INSTRUCTIONS TO FOLLOW ▸
Copy each line of the material below that includes the string "from".

RECORD EXCERPTS ▸
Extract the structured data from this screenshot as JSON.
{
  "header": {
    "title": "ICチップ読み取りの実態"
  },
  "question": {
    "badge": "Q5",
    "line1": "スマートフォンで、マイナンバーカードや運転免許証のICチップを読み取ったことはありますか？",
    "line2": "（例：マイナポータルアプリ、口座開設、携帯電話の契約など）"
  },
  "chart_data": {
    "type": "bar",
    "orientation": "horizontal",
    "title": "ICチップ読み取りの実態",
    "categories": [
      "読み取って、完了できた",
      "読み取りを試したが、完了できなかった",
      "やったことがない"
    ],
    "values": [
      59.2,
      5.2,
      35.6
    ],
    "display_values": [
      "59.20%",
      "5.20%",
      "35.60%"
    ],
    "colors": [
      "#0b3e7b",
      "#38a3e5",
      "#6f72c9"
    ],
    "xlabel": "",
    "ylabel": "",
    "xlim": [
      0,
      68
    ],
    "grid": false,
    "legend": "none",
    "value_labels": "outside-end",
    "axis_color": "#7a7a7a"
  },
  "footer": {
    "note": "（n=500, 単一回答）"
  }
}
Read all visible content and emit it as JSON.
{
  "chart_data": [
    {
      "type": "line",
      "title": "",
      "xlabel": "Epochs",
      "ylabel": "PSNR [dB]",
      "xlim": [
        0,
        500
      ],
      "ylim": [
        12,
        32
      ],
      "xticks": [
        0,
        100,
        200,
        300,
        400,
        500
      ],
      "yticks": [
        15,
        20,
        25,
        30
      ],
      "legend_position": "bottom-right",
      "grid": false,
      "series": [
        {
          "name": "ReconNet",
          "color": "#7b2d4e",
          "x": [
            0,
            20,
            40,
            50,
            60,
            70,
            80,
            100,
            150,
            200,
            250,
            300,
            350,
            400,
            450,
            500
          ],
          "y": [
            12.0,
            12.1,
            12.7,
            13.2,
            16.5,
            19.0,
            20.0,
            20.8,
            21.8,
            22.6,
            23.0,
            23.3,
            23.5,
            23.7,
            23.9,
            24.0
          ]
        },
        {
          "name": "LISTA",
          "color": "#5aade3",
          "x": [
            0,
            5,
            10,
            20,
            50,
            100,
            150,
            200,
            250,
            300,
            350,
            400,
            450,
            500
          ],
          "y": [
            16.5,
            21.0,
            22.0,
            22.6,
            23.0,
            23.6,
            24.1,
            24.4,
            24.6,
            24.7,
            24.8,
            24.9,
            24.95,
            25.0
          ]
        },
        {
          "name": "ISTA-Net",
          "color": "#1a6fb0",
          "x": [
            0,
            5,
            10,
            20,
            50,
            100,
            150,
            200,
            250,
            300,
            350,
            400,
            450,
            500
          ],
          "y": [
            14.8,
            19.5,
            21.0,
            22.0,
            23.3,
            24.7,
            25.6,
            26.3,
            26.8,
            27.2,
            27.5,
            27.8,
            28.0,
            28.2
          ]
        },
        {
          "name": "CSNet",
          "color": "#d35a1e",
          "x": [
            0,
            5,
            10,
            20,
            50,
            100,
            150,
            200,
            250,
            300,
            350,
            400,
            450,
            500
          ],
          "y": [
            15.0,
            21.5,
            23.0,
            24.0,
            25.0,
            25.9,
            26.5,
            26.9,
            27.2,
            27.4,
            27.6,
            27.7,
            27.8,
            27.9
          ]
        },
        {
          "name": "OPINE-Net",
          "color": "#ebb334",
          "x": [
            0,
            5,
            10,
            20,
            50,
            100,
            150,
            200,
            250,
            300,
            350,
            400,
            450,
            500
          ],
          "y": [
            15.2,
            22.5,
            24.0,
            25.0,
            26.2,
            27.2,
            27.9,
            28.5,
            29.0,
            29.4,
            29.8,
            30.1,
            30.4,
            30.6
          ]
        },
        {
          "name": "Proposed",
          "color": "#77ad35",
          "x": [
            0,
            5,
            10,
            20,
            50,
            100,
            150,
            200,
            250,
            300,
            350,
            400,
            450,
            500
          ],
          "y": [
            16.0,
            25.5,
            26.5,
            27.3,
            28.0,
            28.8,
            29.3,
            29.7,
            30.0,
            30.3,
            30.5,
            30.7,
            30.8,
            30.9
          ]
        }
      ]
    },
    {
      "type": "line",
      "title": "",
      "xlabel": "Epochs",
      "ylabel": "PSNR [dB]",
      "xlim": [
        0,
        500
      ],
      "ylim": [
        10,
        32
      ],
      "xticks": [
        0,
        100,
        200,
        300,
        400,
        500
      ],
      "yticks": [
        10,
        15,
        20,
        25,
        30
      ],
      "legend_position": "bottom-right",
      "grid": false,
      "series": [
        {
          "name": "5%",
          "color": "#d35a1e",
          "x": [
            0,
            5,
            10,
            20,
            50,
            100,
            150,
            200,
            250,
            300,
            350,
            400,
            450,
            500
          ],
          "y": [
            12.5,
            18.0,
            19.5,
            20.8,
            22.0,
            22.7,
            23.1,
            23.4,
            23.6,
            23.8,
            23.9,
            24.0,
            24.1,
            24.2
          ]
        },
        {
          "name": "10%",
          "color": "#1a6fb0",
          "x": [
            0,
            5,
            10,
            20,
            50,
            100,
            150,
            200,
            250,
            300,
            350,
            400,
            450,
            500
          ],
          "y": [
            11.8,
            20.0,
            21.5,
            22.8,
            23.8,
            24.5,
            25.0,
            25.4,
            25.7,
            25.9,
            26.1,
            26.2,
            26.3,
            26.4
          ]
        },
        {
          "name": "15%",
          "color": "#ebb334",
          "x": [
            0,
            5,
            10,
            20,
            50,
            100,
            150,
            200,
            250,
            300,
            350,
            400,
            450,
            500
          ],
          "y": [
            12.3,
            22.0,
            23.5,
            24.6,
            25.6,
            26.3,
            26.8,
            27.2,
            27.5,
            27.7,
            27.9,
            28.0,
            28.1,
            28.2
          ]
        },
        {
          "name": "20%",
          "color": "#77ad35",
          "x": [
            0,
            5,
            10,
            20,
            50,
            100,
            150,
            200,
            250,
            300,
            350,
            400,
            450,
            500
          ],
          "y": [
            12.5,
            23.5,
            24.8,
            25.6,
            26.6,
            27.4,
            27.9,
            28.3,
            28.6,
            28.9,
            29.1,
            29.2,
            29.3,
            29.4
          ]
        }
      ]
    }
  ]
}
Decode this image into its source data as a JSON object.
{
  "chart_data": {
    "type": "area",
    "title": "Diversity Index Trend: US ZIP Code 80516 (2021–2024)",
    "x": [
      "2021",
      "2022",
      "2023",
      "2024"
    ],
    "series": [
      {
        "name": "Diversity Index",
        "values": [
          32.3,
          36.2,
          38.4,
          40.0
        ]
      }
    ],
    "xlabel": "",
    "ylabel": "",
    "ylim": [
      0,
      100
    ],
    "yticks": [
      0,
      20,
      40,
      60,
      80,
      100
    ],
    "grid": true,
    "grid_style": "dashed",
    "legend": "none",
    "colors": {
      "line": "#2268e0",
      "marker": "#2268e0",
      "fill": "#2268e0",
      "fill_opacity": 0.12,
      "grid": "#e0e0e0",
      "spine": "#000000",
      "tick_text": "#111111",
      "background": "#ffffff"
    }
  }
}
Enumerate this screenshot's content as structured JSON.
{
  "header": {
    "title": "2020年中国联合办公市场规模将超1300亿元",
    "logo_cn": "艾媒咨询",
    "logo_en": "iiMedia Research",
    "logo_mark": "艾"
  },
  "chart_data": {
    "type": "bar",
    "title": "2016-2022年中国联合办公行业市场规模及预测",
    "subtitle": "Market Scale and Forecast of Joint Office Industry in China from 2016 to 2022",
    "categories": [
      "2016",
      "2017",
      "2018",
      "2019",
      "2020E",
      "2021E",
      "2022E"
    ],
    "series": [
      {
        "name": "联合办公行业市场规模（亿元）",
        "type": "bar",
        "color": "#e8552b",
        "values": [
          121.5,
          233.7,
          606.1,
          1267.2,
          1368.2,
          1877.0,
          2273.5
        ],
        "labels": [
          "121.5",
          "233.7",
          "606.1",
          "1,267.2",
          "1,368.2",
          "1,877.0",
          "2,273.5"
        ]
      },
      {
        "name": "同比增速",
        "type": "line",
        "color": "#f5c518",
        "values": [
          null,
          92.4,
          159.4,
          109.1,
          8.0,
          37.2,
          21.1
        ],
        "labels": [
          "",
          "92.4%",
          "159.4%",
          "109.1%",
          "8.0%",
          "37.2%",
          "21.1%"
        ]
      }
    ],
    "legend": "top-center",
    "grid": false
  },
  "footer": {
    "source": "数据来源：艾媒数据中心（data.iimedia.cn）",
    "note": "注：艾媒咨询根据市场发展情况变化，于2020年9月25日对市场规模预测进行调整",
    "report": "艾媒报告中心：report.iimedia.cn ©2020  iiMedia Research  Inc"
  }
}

TASK SOLUTION ▸
Extract the structured data from this screenshot as JSON.
    "subtitle": "Market Scale and Forecast of Joint Office Industry in China from 2016 to 2022",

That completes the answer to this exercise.